Repeat every line below exactly, word for word.

— start of EXCERPTED RECORDS —

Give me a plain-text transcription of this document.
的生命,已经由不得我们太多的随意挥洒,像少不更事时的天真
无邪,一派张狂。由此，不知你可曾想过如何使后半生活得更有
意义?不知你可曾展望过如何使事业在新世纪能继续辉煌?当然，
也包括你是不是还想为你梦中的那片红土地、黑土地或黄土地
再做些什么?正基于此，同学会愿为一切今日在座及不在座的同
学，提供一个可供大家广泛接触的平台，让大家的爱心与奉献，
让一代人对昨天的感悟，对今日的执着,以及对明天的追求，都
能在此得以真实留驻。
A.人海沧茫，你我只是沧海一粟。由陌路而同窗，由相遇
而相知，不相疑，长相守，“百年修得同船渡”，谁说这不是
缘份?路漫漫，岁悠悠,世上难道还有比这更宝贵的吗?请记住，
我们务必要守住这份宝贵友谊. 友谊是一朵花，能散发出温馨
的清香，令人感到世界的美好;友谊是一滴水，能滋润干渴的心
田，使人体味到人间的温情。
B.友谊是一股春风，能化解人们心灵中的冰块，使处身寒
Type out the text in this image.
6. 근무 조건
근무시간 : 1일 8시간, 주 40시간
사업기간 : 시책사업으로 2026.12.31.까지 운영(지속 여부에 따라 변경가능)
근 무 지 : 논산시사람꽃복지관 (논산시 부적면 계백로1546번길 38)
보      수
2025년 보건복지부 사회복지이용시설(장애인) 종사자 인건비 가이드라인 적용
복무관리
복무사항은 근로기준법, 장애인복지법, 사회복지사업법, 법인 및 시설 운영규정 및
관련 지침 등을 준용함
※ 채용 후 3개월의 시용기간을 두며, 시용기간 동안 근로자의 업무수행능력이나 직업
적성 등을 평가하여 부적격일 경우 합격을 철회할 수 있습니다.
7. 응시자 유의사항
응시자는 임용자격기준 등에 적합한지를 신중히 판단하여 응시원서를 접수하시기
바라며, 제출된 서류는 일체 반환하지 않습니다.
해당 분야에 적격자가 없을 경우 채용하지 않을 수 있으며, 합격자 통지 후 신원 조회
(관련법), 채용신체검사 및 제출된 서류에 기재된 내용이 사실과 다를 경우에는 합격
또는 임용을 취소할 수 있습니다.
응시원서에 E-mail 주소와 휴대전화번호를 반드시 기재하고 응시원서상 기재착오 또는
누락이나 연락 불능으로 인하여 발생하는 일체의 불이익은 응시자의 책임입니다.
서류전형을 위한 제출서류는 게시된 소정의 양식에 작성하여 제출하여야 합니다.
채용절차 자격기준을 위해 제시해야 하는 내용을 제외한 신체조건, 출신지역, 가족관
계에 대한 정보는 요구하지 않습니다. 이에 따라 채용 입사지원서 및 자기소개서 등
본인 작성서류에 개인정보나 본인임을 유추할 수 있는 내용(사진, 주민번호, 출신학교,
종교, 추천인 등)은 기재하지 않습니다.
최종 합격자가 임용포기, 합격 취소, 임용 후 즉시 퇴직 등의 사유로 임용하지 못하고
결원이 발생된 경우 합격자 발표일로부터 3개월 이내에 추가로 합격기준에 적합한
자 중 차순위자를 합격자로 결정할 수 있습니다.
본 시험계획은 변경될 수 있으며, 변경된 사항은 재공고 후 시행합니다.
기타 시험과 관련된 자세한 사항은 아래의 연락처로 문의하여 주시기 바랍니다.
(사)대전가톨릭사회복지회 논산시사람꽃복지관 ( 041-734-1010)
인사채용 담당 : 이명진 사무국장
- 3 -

— end of EXCERPTED RECORDS —

■ **SOLUTION**
Give me a plain-text transcription of this document.
的生命,已经由不得我们太多的随意挥洒,像少不更事时的天真
无邪,一派张狂。由此，不知你可曾想过如何使后半生活得更有
意义?不知你可曾展望过如何使事业在新世纪能继续辉煌?当然，
也包括你是不是还想为你梦中的那片红土地、黑土地或黄土地
再做些什么?正基于此，同学会愿为一切今日在座及不在座的同
学，提供一个可供大家广泛接触的平台，让大家的爱心与奉献，
让一代人对昨天的感悟，对今日的执着,以及对明天的追求，都
能在此得以真实留驻。
A.人海沧茫，你我只是沧海一粟。由陌路而同窗，由相遇
而相知，不相疑，长相守，“百年修得同船渡”，谁说这不是
缘份?路漫漫，岁悠悠,世上难道还有比这更宝贵的吗?请记住，
我们务必要守住这份宝贵友谊. 友谊是一朵花，能散发出温馨
的清香，令人感到世界的美好;友谊是一滴水，能滋润干渴的心
田，使人体味到人间的温情。
B.友谊是一股春风，能化解人们心灵中的冰块，使处身寒
Type out the text in this image.
6. 근무 조건
근무시간 : 1일 8시간, 주 40시간
사업기간 : 시책사업으로 2026.12.31.까지 운영(지속 여부에 따라 변경가능)
근 무 지 : 논산시사람꽃복지관 (논산시 부적면 계백로1546번길 38)
보      수
2025년 보건복지부 사회복지이용시설(장애인) 종사자 인건비 가이드라인 적용
복무관리
복무사항은 근로기준법, 장애인복지법, 사회복지사업법, 법인 및 시설 운영규정 및
관련 지침 등을 준용함
※ 채용 후 3개월의 시용기간을 두며, 시용기간 동안 근로자의 업무수행능력이나 직업
적성 등을 평가하여 부적격일 경우 합격을 철회할 수 있습니다.
7. 응시자 유의사항
응시자는 임용자격기준 등에 적합한지를 신중히 판단하여 응시원서를 접수하시기
바라며, 제출된 서류는 일체 반환하지 않습니다.
해당 분야에 적격자가 없을 경우 채용하지 않을 수 있으며, 합격자 통지 후 신원 조회
(관련법), 채용신체검사 및 제출된 서류에 기재된 내용이 사실과 다를 경우에는 합격
또는 임용을 취소할 수 있습니다.
응시원서에 E-mail 주소와 휴대전화번호를 반드시 기재하고 응시원서상 기재착오 또는
누락이나 연락 불능으로 인하여 발생하는 일체의 불이익은 응시자의 책임입니다.
서류전형을 위한 제출서류는 게시된 소정의 양식에 작성하여 제출하여야 합니다.
채용절차 자격기준을 위해 제시해야 하는 내용을 제외한 신체조건, 출신지역, 가족관
계에 대한 정보는 요구하지 않습니다. 이에 따라 채용 입사지원서 및 자기소개서 등
본인 작성서류에 개인정보나 본인임을 유추할 수 있는 내용(사진, 주민번호, 출신학교,
종교, 추천인 등)은 기재하지 않습니다.
최종 합격자가 임용포기, 합격 취소, 임용 후 즉시 퇴직 등의 사유로 임용하지 못하고
결원이 발생된 경우 합격자 발표일로부터 3개월 이내에 추가로 합격기준에 적합한
자 중 차순위자를 합격자로 결정할 수 있습니다.
본 시험계획은 변경될 수 있으며, 변경된 사항은 재공고 후 시행합니다.
기타 시험과 관련된 자세한 사항은 아래의 연락처로 문의하여 주시기 바랍니다.
(사)대전가톨릭사회복지회 논산시사람꽃복지관 ( 041-734-1010)
인사채용 담당 : 이명진 사무국장
- 3 -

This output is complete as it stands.